# start of Supplied data

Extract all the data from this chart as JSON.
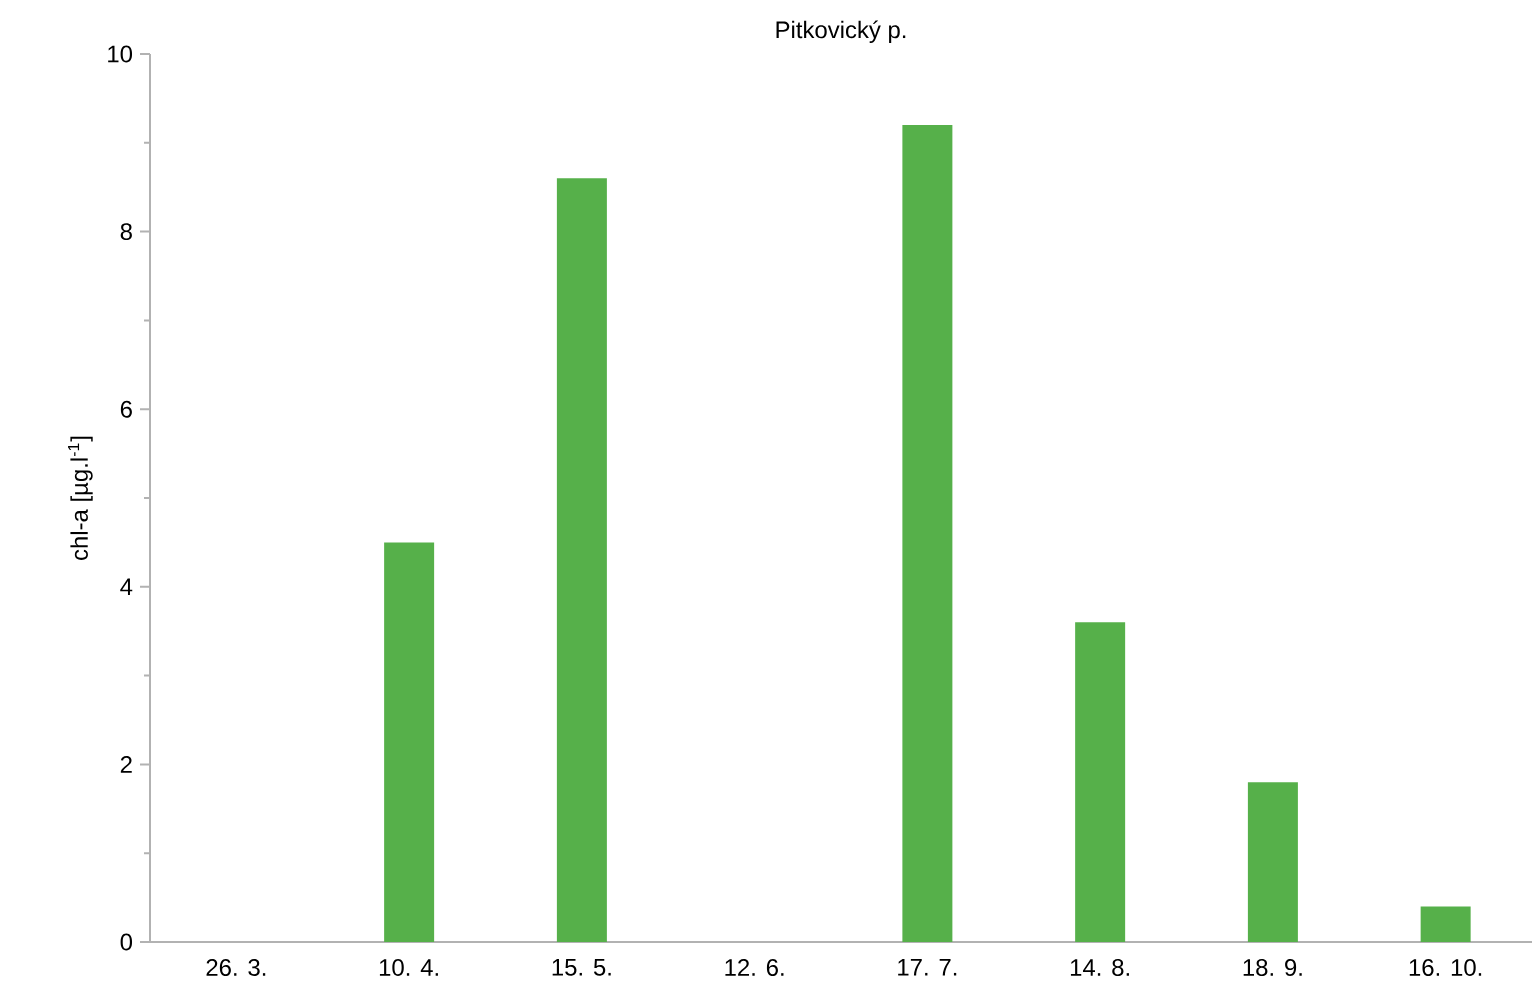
{
  "chart_data": {
    "type": "bar",
    "title": "Pitkovický p.",
    "ylabel": "chl-a [µg.l$^{-1}$]",
    "categories": [
      "26. 3.",
      "10. 4.",
      "15. 5.",
      "12. 6.",
      "17. 7.",
      "14. 8.",
      "18. 9.",
      "16. 10."
    ],
    "values": [
      null,
      4.5,
      8.6,
      null,
      9.2,
      3.6,
      1.8,
      0.4
    ],
    "color": "#56b04a",
    "ylim": [
      0,
      10
    ],
    "yticks": [
      0,
      2,
      4,
      6,
      8,
      10
    ]
  }
}
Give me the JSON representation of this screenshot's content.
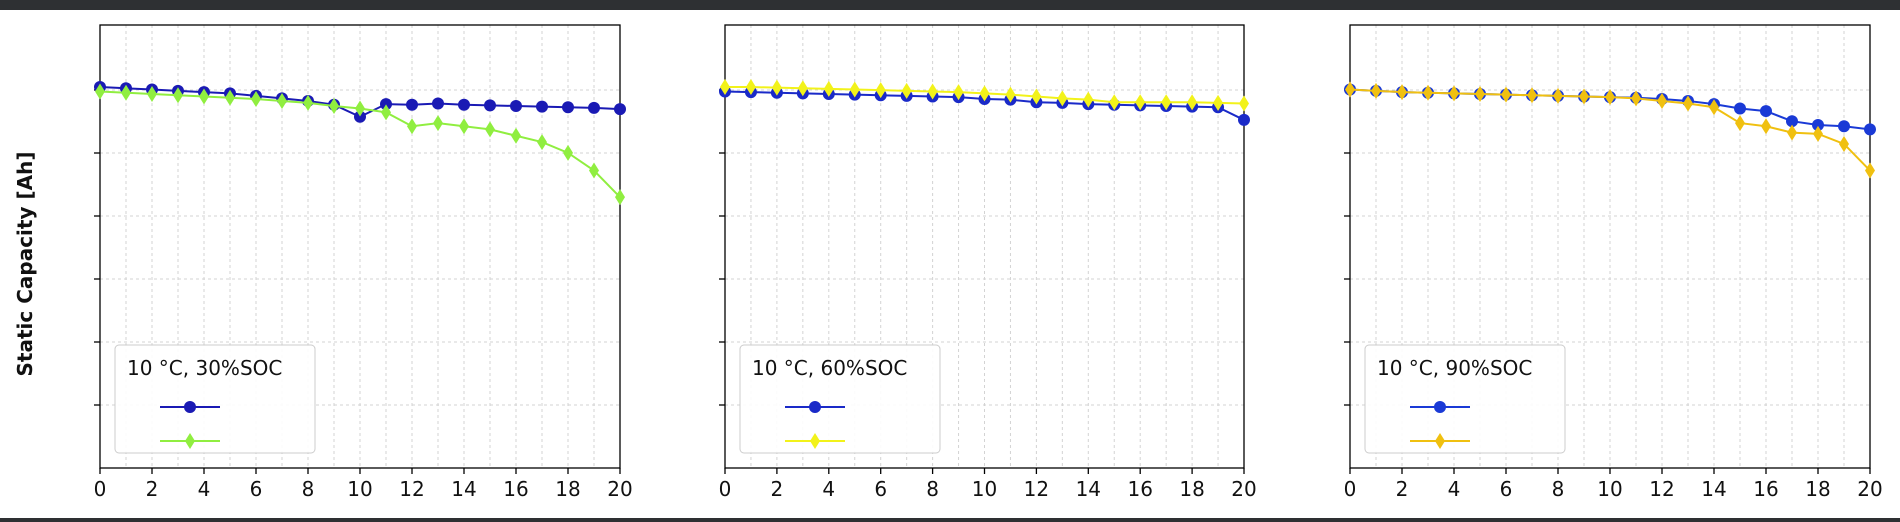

# end of Supplied data

Leave the pictures out, and print every line of the listing exactly as written.

Result of the exercise –
Extract all the data from this chart as JSON.
{
  "chart_data": {
    "type": "bar",
    "title": "Pitkovický p.",
    "ylabel": "chl-a [µg.l$^{-1}$]",
    "categories": [
      "26. 3.",
      "10. 4.",
      "15. 5.",
      "12. 6.",
      "17. 7.",
      "14. 8.",
      "18. 9.",
      "16. 10."
    ],
    "values": [
      null,
      4.5,
      8.6,
      null,
      9.2,
      3.6,
      1.8,
      0.4
    ],
    "color": "#56b04a",
    "ylim": [
      0,
      10
    ],
    "yticks": [
      0,
      2,
      4,
      6,
      8,
      10
    ]
  }
}
Give me the JSON representation of this screenshot's content.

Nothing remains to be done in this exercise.